## [RECORDS SHOWN]
- - - - - - -

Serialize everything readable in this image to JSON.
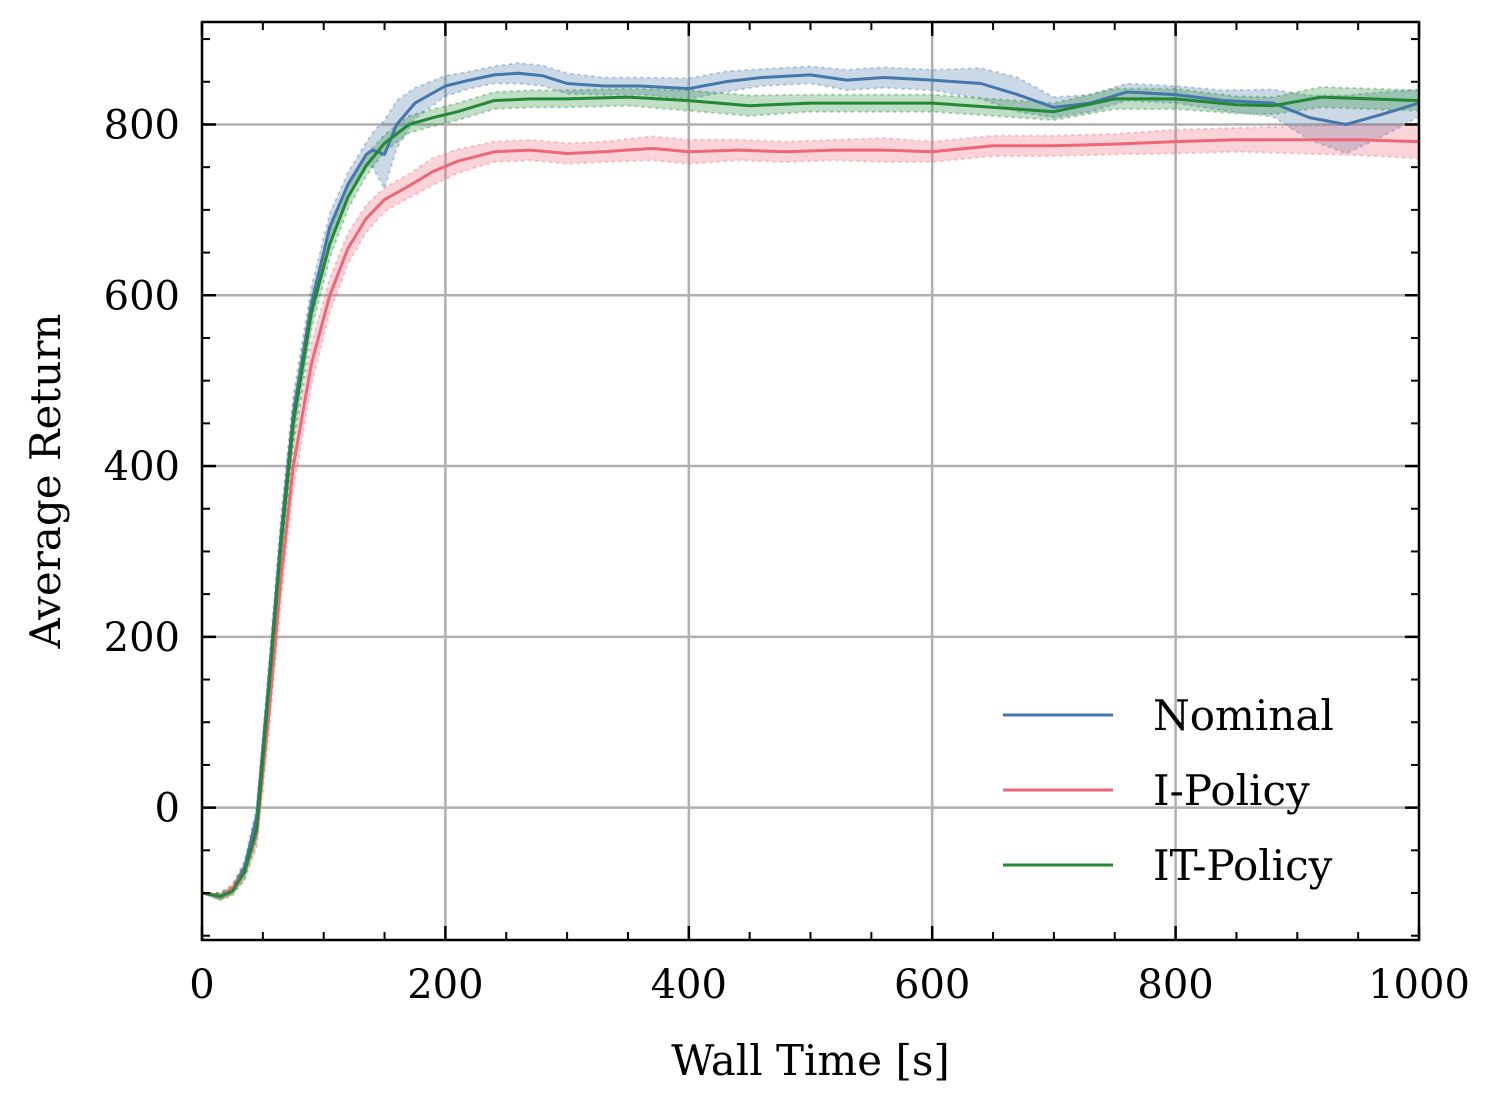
{
  "chart_data": {
    "type": "line",
    "title": "",
    "xlabel": "Wall Time [s]",
    "ylabel": "Average Return",
    "xlim": [
      0,
      1000
    ],
    "ylim": [
      -155,
      920
    ],
    "xticks": [
      0,
      200,
      400,
      600,
      800,
      1000
    ],
    "yticks": [
      0,
      200,
      400,
      600,
      800
    ],
    "grid": true,
    "legend_position": "lower-right",
    "series": [
      {
        "name": "Nominal",
        "color": "#4477AA",
        "x": [
          0,
          15,
          25,
          35,
          45,
          55,
          65,
          75,
          90,
          105,
          120,
          135,
          140,
          150,
          160,
          175,
          200,
          220,
          240,
          260,
          280,
          300,
          330,
          360,
          400,
          430,
          460,
          500,
          530,
          560,
          600,
          640,
          670,
          700,
          730,
          760,
          800,
          840,
          880,
          910,
          940,
          970,
          1000
        ],
        "y": [
          -100,
          -104,
          -96,
          -70,
          -10,
          150,
          320,
          460,
          590,
          680,
          730,
          765,
          770,
          765,
          800,
          825,
          845,
          852,
          858,
          860,
          857,
          848,
          845,
          845,
          842,
          850,
          855,
          858,
          852,
          855,
          852,
          848,
          835,
          820,
          825,
          838,
          835,
          828,
          825,
          808,
          800,
          812,
          825
        ],
        "band": [
          0,
          4,
          4,
          8,
          12,
          18,
          22,
          22,
          20,
          16,
          14,
          14,
          20,
          40,
          28,
          18,
          12,
          10,
          10,
          12,
          12,
          12,
          10,
          10,
          12,
          12,
          10,
          10,
          12,
          12,
          12,
          18,
          20,
          12,
          10,
          10,
          10,
          12,
          16,
          26,
          34,
          26,
          16
        ]
      },
      {
        "name": "I-Policy",
        "color": "#EE6677",
        "x": [
          0,
          15,
          25,
          35,
          45,
          55,
          65,
          75,
          90,
          105,
          120,
          135,
          150,
          170,
          190,
          210,
          240,
          270,
          300,
          330,
          370,
          400,
          440,
          480,
          520,
          560,
          600,
          650,
          700,
          750,
          800,
          850,
          900,
          950,
          1000
        ],
        "y": [
          -100,
          -104,
          -95,
          -75,
          -30,
          110,
          270,
          400,
          520,
          600,
          655,
          690,
          712,
          728,
          745,
          757,
          768,
          770,
          766,
          768,
          772,
          768,
          770,
          768,
          770,
          770,
          768,
          775,
          775,
          777,
          780,
          782,
          782,
          782,
          780
        ],
        "band": [
          0,
          4,
          6,
          10,
          16,
          24,
          28,
          28,
          24,
          20,
          18,
          16,
          14,
          14,
          16,
          14,
          12,
          12,
          12,
          12,
          14,
          14,
          12,
          12,
          12,
          14,
          12,
          12,
          12,
          12,
          14,
          14,
          16,
          18,
          20
        ]
      },
      {
        "name": "IT-Policy",
        "color": "#228833",
        "x": [
          0,
          15,
          25,
          35,
          45,
          55,
          65,
          75,
          90,
          105,
          120,
          135,
          150,
          170,
          190,
          210,
          240,
          270,
          300,
          350,
          400,
          450,
          500,
          550,
          600,
          650,
          700,
          750,
          800,
          850,
          880,
          920,
          960,
          1000
        ],
        "y": [
          -100,
          -104,
          -98,
          -75,
          -25,
          140,
          310,
          450,
          580,
          660,
          715,
          752,
          778,
          800,
          808,
          815,
          828,
          830,
          830,
          832,
          828,
          822,
          825,
          825,
          825,
          820,
          815,
          830,
          830,
          823,
          822,
          832,
          830,
          828
        ],
        "band": [
          0,
          4,
          5,
          9,
          14,
          20,
          24,
          24,
          20,
          16,
          14,
          12,
          10,
          10,
          10,
          10,
          10,
          10,
          10,
          10,
          12,
          12,
          10,
          10,
          10,
          10,
          10,
          12,
          12,
          10,
          10,
          12,
          12,
          12
        ]
      }
    ]
  }
}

- - - - - - -

## [TASK DETAILS]
Copy all the data exactly as written, but skip any picture.

## [RESPONSE TO THE TASK]
Serialize everything readable in this image to JSON.
{
  "chart_data": {
    "type": "line",
    "title": "",
    "xlabel": "Wall Time [s]",
    "ylabel": "Average Return",
    "xlim": [
      0,
      1000
    ],
    "ylim": [
      -155,
      920
    ],
    "xticks": [
      0,
      200,
      400,
      600,
      800,
      1000
    ],
    "yticks": [
      0,
      200,
      400,
      600,
      800
    ],
    "grid": true,
    "legend_position": "lower-right",
    "series": [
      {
        "name": "Nominal",
        "color": "#4477AA",
        "x": [
          0,
          15,
          25,
          35,
          45,
          55,
          65,
          75,
          90,
          105,
          120,
          135,
          140,
          150,
          160,
          175,
          200,
          220,
          240,
          260,
          280,
          300,
          330,
          360,
          400,
          430,
          460,
          500,
          530,
          560,
          600,
          640,
          670,
          700,
          730,
          760,
          800,
          840,
          880,
          910,
          940,
          970,
          1000
        ],
        "y": [
          -100,
          -104,
          -96,
          -70,
          -10,
          150,
          320,
          460,
          590,
          680,
          730,
          765,
          770,
          765,
          800,
          825,
          845,
          852,
          858,
          860,
          857,
          848,
          845,
          845,
          842,
          850,
          855,
          858,
          852,
          855,
          852,
          848,
          835,
          820,
          825,
          838,
          835,
          828,
          825,
          808,
          800,
          812,
          825
        ],
        "band": [
          0,
          4,
          4,
          8,
          12,
          18,
          22,
          22,
          20,
          16,
          14,
          14,
          20,
          40,
          28,
          18,
          12,
          10,
          10,
          12,
          12,
          12,
          10,
          10,
          12,
          12,
          10,
          10,
          12,
          12,
          12,
          18,
          20,
          12,
          10,
          10,
          10,
          12,
          16,
          26,
          34,
          26,
          16
        ]
      },
      {
        "name": "I-Policy",
        "color": "#EE6677",
        "x": [
          0,
          15,
          25,
          35,
          45,
          55,
          65,
          75,
          90,
          105,
          120,
          135,
          150,
          170,
          190,
          210,
          240,
          270,
          300,
          330,
          370,
          400,
          440,
          480,
          520,
          560,
          600,
          650,
          700,
          750,
          800,
          850,
          900,
          950,
          1000
        ],
        "y": [
          -100,
          -104,
          -95,
          -75,
          -30,
          110,
          270,
          400,
          520,
          600,
          655,
          690,
          712,
          728,
          745,
          757,
          768,
          770,
          766,
          768,
          772,
          768,
          770,
          768,
          770,
          770,
          768,
          775,
          775,
          777,
          780,
          782,
          782,
          782,
          780
        ],
        "band": [
          0,
          4,
          6,
          10,
          16,
          24,
          28,
          28,
          24,
          20,
          18,
          16,
          14,
          14,
          16,
          14,
          12,
          12,
          12,
          12,
          14,
          14,
          12,
          12,
          12,
          14,
          12,
          12,
          12,
          12,
          14,
          14,
          16,
          18,
          20
        ]
      },
      {
        "name": "IT-Policy",
        "color": "#228833",
        "x": [
          0,
          15,
          25,
          35,
          45,
          55,
          65,
          75,
          90,
          105,
          120,
          135,
          150,
          170,
          190,
          210,
          240,
          270,
          300,
          350,
          400,
          450,
          500,
          550,
          600,
          650,
          700,
          750,
          800,
          850,
          880,
          920,
          960,
          1000
        ],
        "y": [
          -100,
          -104,
          -98,
          -75,
          -25,
          140,
          310,
          450,
          580,
          660,
          715,
          752,
          778,
          800,
          808,
          815,
          828,
          830,
          830,
          832,
          828,
          822,
          825,
          825,
          825,
          820,
          815,
          830,
          830,
          823,
          822,
          832,
          830,
          828
        ],
        "band": [
          0,
          4,
          5,
          9,
          14,
          20,
          24,
          24,
          20,
          16,
          14,
          12,
          10,
          10,
          10,
          10,
          10,
          10,
          10,
          10,
          12,
          12,
          10,
          10,
          10,
          10,
          10,
          12,
          12,
          10,
          10,
          12,
          12,
          12
        ]
      }
    ]
  }
}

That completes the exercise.